INPUT ROWS »
::::::
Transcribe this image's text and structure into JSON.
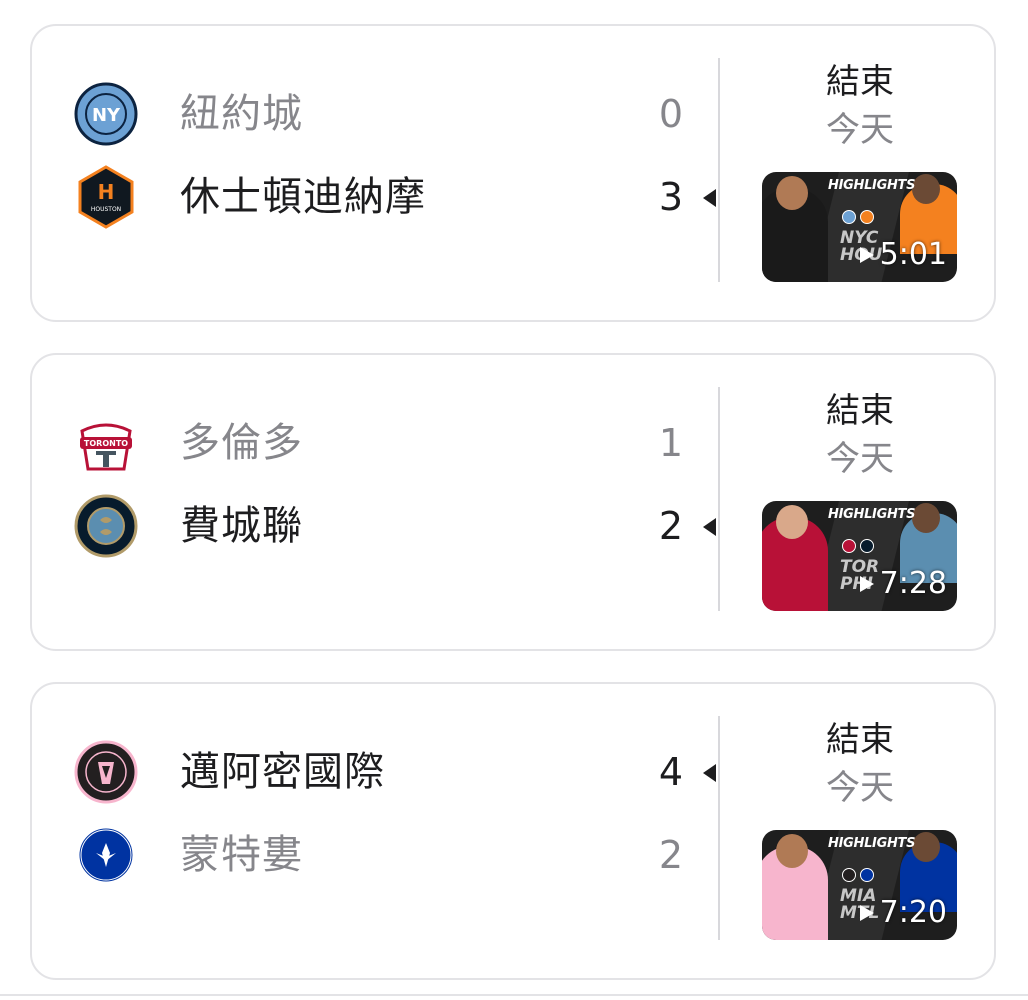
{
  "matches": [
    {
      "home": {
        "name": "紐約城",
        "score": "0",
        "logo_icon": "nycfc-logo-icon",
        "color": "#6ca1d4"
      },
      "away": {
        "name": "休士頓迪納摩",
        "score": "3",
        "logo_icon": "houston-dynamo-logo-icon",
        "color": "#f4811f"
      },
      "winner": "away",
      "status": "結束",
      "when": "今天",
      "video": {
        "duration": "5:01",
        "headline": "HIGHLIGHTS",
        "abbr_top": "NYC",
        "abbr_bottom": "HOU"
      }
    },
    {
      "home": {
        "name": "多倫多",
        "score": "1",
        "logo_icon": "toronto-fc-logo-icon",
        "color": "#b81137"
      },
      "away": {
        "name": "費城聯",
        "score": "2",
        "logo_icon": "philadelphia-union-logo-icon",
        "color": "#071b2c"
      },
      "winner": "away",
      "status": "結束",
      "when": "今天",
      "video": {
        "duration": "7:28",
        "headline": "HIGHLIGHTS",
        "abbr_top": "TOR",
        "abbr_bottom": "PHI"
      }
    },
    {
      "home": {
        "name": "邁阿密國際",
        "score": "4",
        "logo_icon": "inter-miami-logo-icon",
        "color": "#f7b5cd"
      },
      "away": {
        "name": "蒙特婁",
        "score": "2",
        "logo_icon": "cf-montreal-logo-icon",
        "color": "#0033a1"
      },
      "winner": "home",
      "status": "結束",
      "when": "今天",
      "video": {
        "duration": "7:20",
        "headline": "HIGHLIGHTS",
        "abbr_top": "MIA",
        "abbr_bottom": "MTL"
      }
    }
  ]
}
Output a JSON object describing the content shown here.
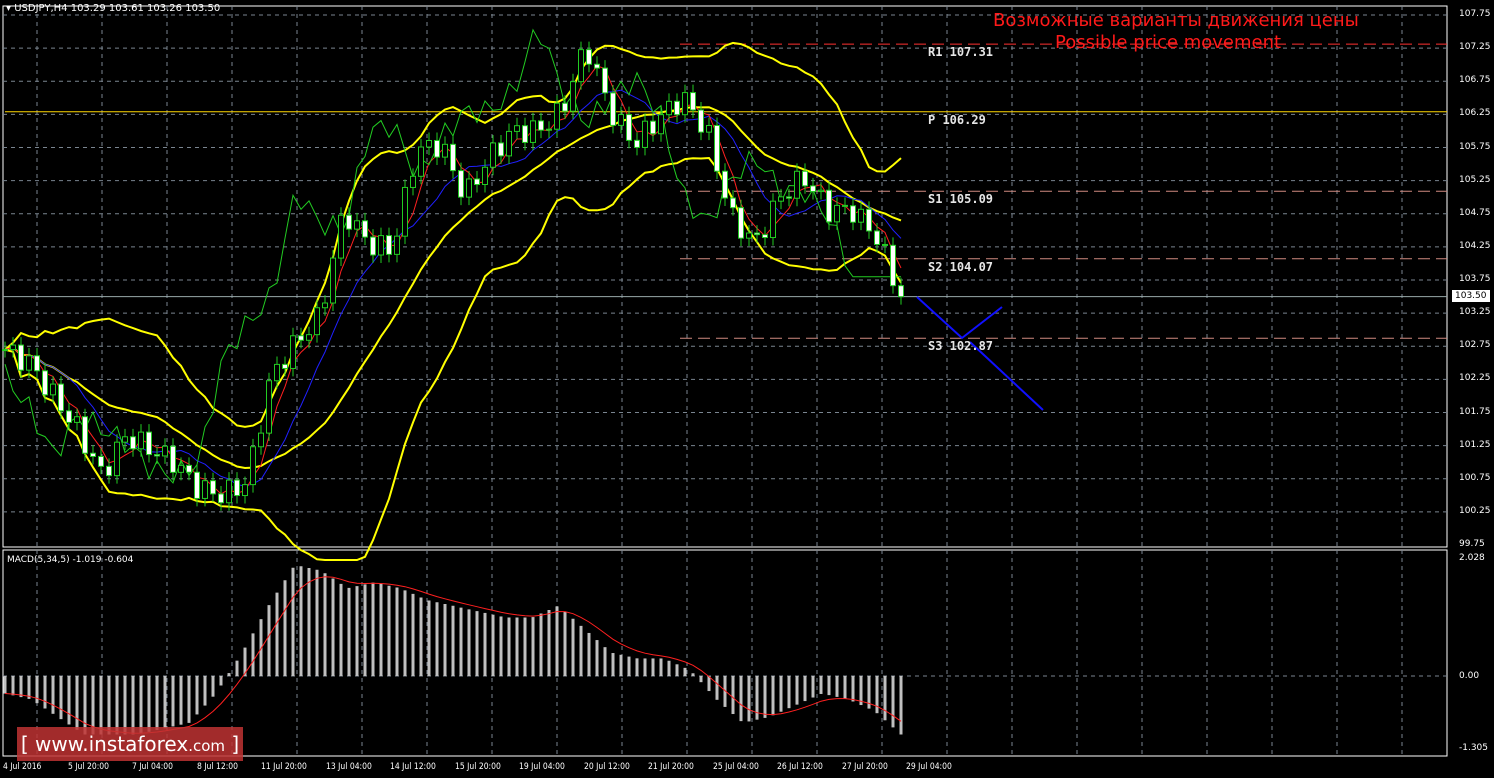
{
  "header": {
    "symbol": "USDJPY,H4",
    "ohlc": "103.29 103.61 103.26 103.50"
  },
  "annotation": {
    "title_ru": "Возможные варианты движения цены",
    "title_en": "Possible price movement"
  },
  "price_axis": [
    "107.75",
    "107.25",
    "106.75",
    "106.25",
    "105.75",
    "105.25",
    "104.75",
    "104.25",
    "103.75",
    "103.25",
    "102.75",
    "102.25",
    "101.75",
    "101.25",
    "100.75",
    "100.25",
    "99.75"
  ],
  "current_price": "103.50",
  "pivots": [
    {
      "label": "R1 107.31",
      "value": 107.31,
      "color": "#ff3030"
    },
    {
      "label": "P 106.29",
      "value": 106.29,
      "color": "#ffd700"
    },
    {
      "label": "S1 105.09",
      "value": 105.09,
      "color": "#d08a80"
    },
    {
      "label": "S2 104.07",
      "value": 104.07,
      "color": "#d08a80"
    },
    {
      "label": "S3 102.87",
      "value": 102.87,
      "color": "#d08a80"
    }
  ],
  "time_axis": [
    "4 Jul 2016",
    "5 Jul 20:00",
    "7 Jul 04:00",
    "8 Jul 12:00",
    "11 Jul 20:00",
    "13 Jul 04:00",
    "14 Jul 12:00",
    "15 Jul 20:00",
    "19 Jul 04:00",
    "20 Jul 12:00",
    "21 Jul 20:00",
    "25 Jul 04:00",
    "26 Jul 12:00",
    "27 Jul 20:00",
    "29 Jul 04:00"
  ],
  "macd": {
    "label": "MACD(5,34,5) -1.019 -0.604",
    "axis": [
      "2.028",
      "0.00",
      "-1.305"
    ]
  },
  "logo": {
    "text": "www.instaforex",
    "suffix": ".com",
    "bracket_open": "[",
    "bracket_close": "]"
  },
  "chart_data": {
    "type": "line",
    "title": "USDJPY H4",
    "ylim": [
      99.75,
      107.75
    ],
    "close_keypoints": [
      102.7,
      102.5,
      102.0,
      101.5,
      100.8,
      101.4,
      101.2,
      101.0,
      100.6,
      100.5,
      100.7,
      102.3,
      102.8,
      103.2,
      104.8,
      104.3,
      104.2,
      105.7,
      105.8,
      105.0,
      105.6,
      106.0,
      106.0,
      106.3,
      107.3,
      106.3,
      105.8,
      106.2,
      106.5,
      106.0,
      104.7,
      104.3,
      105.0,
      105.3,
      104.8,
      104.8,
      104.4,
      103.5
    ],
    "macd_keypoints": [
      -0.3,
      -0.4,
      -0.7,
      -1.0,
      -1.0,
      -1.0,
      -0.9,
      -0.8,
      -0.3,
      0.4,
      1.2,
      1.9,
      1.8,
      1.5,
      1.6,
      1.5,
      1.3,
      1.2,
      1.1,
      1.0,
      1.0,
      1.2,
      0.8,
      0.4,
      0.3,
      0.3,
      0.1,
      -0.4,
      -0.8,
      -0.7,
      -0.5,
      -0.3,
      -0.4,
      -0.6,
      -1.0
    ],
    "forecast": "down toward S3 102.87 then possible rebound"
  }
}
::::::
EXERCISE DESCRIPTION »
Print all the records again exactly; do not include any picture.

ANSWER TO THIS EXERCISE »
Transcribe this image's text and structure into JSON.
{
  "matches": [
    {
      "home": {
        "name": "紐約城",
        "score": "0",
        "logo_icon": "nycfc-logo-icon",
        "color": "#6ca1d4"
      },
      "away": {
        "name": "休士頓迪納摩",
        "score": "3",
        "logo_icon": "houston-dynamo-logo-icon",
        "color": "#f4811f"
      },
      "winner": "away",
      "status": "結束",
      "when": "今天",
      "video": {
        "duration": "5:01",
        "headline": "HIGHLIGHTS",
        "abbr_top": "NYC",
        "abbr_bottom": "HOU"
      }
    },
    {
      "home": {
        "name": "多倫多",
        "score": "1",
        "logo_icon": "toronto-fc-logo-icon",
        "color": "#b81137"
      },
      "away": {
        "name": "費城聯",
        "score": "2",
        "logo_icon": "philadelphia-union-logo-icon",
        "color": "#071b2c"
      },
      "winner": "away",
      "status": "結束",
      "when": "今天",
      "video": {
        "duration": "7:28",
        "headline": "HIGHLIGHTS",
        "abbr_top": "TOR",
        "abbr_bottom": "PHI"
      }
    },
    {
      "home": {
        "name": "邁阿密國際",
        "score": "4",
        "logo_icon": "inter-miami-logo-icon",
        "color": "#f7b5cd"
      },
      "away": {
        "name": "蒙特婁",
        "score": "2",
        "logo_icon": "cf-montreal-logo-icon",
        "color": "#0033a1"
      },
      "winner": "home",
      "status": "結束",
      "when": "今天",
      "video": {
        "duration": "7:20",
        "headline": "HIGHLIGHTS",
        "abbr_top": "MIA",
        "abbr_bottom": "MTL"
      }
    }
  ]
}
Output a JSON object describing the content shown here.
{
  "header": {
    "symbol": "USDJPY,H4",
    "ohlc": "103.29 103.61 103.26 103.50"
  },
  "annotation": {
    "title_ru": "Возможные варианты движения цены",
    "title_en": "Possible price movement"
  },
  "price_axis": [
    "107.75",
    "107.25",
    "106.75",
    "106.25",
    "105.75",
    "105.25",
    "104.75",
    "104.25",
    "103.75",
    "103.25",
    "102.75",
    "102.25",
    "101.75",
    "101.25",
    "100.75",
    "100.25",
    "99.75"
  ],
  "current_price": "103.50",
  "pivots": [
    {
      "label": "R1 107.31",
      "value": 107.31,
      "color": "#ff3030"
    },
    {
      "label": "P 106.29",
      "value": 106.29,
      "color": "#ffd700"
    },
    {
      "label": "S1 105.09",
      "value": 105.09,
      "color": "#d08a80"
    },
    {
      "label": "S2 104.07",
      "value": 104.07,
      "color": "#d08a80"
    },
    {
      "label": "S3 102.87",
      "value": 102.87,
      "color": "#d08a80"
    }
  ],
  "time_axis": [
    "4 Jul 2016",
    "5 Jul 20:00",
    "7 Jul 04:00",
    "8 Jul 12:00",
    "11 Jul 20:00",
    "13 Jul 04:00",
    "14 Jul 12:00",
    "15 Jul 20:00",
    "19 Jul 04:00",
    "20 Jul 12:00",
    "21 Jul 20:00",
    "25 Jul 04:00",
    "26 Jul 12:00",
    "27 Jul 20:00",
    "29 Jul 04:00"
  ],
  "macd": {
    "label": "MACD(5,34,5) -1.019 -0.604",
    "axis": [
      "2.028",
      "0.00",
      "-1.305"
    ]
  },
  "logo": {
    "text": "www.instaforex",
    "suffix": ".com",
    "bracket_open": "[",
    "bracket_close": "]"
  },
  "chart_data": {
    "type": "line",
    "title": "USDJPY H4",
    "ylim": [
      99.75,
      107.75
    ],
    "close_keypoints": [
      102.7,
      102.5,
      102.0,
      101.5,
      100.8,
      101.4,
      101.2,
      101.0,
      100.6,
      100.5,
      100.7,
      102.3,
      102.8,
      103.2,
      104.8,
      104.3,
      104.2,
      105.7,
      105.8,
      105.0,
      105.6,
      106.0,
      106.0,
      106.3,
      107.3,
      106.3,
      105.8,
      106.2,
      106.5,
      106.0,
      104.7,
      104.3,
      105.0,
      105.3,
      104.8,
      104.8,
      104.4,
      103.5
    ],
    "macd_keypoints": [
      -0.3,
      -0.4,
      -0.7,
      -1.0,
      -1.0,
      -1.0,
      -0.9,
      -0.8,
      -0.3,
      0.4,
      1.2,
      1.9,
      1.8,
      1.5,
      1.6,
      1.5,
      1.3,
      1.2,
      1.1,
      1.0,
      1.0,
      1.2,
      0.8,
      0.4,
      0.3,
      0.3,
      0.1,
      -0.4,
      -0.8,
      -0.7,
      -0.5,
      -0.3,
      -0.4,
      -0.6,
      -1.0
    ],
    "forecast": "down toward S3 102.87 then possible rebound"
  }
}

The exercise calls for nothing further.